Box coordinate listings
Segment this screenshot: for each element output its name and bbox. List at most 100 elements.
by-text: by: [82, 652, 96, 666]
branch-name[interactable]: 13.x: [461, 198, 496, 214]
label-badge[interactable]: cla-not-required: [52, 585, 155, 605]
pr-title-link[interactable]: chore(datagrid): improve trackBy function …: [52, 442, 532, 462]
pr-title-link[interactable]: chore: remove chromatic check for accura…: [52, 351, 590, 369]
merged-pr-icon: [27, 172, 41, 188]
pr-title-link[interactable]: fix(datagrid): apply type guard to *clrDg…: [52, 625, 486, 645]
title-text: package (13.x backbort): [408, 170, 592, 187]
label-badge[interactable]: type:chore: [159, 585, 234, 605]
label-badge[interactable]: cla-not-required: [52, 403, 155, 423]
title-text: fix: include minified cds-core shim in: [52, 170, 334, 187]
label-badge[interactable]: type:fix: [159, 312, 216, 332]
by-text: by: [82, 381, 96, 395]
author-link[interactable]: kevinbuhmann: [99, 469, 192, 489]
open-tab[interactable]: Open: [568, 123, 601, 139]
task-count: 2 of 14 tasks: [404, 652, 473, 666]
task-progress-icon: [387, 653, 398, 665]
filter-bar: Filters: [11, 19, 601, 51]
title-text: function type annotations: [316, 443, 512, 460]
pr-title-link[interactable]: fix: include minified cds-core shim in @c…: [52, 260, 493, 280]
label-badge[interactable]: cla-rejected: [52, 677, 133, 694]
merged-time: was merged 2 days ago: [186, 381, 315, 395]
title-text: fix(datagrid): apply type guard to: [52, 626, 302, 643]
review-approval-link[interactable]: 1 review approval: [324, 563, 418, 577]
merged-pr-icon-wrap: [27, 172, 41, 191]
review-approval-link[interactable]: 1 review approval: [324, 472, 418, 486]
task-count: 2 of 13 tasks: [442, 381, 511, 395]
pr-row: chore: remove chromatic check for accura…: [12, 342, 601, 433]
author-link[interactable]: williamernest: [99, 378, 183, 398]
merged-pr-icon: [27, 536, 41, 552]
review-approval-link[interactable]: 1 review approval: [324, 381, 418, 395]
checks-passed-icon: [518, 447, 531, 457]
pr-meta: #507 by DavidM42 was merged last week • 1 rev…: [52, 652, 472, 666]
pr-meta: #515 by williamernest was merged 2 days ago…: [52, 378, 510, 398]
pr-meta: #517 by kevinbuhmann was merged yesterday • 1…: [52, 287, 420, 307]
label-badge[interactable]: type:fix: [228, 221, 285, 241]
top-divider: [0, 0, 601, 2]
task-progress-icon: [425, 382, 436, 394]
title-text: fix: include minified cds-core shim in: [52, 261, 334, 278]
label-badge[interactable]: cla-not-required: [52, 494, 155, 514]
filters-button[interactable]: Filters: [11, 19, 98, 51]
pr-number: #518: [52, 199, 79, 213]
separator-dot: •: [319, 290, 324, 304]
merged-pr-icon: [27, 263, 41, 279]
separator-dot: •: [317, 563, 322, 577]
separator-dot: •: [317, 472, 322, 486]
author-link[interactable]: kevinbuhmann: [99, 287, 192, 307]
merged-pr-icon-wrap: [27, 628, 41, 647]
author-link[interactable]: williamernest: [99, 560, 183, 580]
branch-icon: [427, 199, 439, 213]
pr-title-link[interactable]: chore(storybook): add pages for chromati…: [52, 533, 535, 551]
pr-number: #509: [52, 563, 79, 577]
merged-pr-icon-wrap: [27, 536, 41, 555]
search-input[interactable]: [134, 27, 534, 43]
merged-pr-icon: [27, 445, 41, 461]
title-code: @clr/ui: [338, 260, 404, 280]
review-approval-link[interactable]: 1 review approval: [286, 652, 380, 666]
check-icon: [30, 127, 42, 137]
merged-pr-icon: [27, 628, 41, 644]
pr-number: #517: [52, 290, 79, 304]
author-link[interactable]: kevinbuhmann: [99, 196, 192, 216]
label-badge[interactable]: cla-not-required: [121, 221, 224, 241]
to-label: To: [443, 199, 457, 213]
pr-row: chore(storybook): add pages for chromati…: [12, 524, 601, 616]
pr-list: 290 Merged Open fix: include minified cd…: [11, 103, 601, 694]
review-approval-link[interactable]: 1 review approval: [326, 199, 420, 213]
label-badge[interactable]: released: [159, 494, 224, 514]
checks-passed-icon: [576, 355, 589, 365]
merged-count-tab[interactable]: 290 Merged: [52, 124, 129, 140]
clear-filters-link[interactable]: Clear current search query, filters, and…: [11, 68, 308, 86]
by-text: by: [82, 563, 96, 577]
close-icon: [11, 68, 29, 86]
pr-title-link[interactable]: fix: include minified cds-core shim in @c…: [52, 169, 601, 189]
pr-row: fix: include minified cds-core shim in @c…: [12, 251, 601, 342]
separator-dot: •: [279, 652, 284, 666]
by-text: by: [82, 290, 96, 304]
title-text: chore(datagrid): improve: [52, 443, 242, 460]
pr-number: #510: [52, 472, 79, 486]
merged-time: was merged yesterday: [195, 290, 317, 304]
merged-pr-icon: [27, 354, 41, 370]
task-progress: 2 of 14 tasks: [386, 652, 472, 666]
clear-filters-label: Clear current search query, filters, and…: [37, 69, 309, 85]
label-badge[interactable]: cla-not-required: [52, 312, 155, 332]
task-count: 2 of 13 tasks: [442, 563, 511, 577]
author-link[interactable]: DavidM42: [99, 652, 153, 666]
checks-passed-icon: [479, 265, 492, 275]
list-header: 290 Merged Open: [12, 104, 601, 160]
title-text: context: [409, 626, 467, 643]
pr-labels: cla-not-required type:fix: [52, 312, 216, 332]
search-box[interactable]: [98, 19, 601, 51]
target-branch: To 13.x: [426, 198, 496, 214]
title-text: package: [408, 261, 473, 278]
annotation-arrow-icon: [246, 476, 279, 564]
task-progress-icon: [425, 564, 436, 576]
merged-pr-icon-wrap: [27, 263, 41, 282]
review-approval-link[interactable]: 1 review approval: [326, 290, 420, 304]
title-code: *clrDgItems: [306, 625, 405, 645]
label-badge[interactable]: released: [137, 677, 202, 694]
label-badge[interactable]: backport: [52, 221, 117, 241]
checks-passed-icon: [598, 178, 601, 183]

INSTRUCTION. Reproduce the stretch of the data from its start through the line containing "author-link[interactable]: kevinbuhmann: [99, 469, 192, 489]", replacing "pr-title-link" with "pr-heading-link" and keeping everything else the same.

PROBLEM SOLUTION.
Segment this screenshot: for each element output its name and bbox. List at most 100 elements.
by-text: by: [82, 652, 96, 666]
branch-name[interactable]: 13.x: [461, 198, 496, 214]
label-badge[interactable]: cla-not-required: [52, 585, 155, 605]
pr-heading-link[interactable]: chore(datagrid): improve trackBy function …: [52, 442, 532, 462]
pr-heading-link[interactable]: chore: remove chromatic check for accura…: [52, 351, 590, 369]
merged-pr-icon: [27, 172, 41, 188]
pr-heading-link[interactable]: fix(datagrid): apply type guard to *clrDg…: [52, 625, 486, 645]
title-text: package (13.x backbort): [408, 170, 592, 187]
label-badge[interactable]: type:chore: [159, 585, 234, 605]
label-badge[interactable]: cla-not-required: [52, 403, 155, 423]
title-text: fix: include minified cds-core shim in: [52, 170, 334, 187]
label-badge[interactable]: type:fix: [159, 312, 216, 332]
by-text: by: [82, 381, 96, 395]
author-link[interactable]: kevinbuhmann: [99, 469, 192, 489]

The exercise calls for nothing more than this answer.